## begin RECORDS PROVIDED

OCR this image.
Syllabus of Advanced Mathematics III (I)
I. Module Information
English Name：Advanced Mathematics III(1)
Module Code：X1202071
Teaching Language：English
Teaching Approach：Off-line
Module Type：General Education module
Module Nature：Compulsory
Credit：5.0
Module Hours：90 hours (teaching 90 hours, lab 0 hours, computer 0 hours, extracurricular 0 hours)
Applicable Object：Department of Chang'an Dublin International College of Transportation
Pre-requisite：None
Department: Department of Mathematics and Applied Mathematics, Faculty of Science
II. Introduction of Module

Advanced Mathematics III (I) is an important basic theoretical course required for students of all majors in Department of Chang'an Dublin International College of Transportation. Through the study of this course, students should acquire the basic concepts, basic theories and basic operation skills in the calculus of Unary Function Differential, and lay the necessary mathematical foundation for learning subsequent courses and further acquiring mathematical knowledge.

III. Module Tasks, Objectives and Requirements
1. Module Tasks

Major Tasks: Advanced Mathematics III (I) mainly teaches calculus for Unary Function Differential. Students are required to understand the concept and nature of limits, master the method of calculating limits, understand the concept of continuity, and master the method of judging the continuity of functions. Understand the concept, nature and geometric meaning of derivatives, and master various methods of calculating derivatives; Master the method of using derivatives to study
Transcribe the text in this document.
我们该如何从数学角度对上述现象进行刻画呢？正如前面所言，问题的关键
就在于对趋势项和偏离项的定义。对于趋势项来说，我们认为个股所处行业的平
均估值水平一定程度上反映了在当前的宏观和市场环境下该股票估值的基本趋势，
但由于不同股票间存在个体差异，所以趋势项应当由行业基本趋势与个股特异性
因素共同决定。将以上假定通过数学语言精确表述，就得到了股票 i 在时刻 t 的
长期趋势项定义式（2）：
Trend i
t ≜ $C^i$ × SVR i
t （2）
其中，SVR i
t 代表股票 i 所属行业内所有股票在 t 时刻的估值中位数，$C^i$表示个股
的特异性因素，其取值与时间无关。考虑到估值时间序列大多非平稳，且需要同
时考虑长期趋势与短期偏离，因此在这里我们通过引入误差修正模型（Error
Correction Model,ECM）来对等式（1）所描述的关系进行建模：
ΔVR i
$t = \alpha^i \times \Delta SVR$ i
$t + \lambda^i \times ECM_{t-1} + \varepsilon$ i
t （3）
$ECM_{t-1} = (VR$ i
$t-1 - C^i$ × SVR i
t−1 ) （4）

## end RECORDS PROVIDED

BRIEF ▸
Quote, without any change, each line from the one that contains "Transcribe the text in this document." through the end of the material.

FINISHED ANSWER ▸
Transcribe the text in this document.
我们该如何从数学角度对上述现象进行刻画呢？正如前面所言，问题的关键
就在于对趋势项和偏离项的定义。对于趋势项来说，我们认为个股所处行业的平
均估值水平一定程度上反映了在当前的宏观和市场环境下该股票估值的基本趋势，
但由于不同股票间存在个体差异，所以趋势项应当由行业基本趋势与个股特异性
因素共同决定。将以上假定通过数学语言精确表述，就得到了股票 i 在时刻 t 的
长期趋势项定义式（2）：
Trend i
t ≜ $C^i$ × SVR i
t （2）
其中，SVR i
t 代表股票 i 所属行业内所有股票在 t 时刻的估值中位数，$C^i$表示个股
的特异性因素，其取值与时间无关。考虑到估值时间序列大多非平稳，且需要同
时考虑长期趋势与短期偏离，因此在这里我们通过引入误差修正模型（Error
Correction Model,ECM）来对等式（1）所描述的关系进行建模：
ΔVR i
$t = \alpha^i \times \Delta SVR$ i
$t + \lambda^i \times ECM_{t-1} + \varepsilon$ i
t （3）
$ECM_{t-1} = (VR$ i
$t-1 - C^i$ × SVR i
t−1 ) （4）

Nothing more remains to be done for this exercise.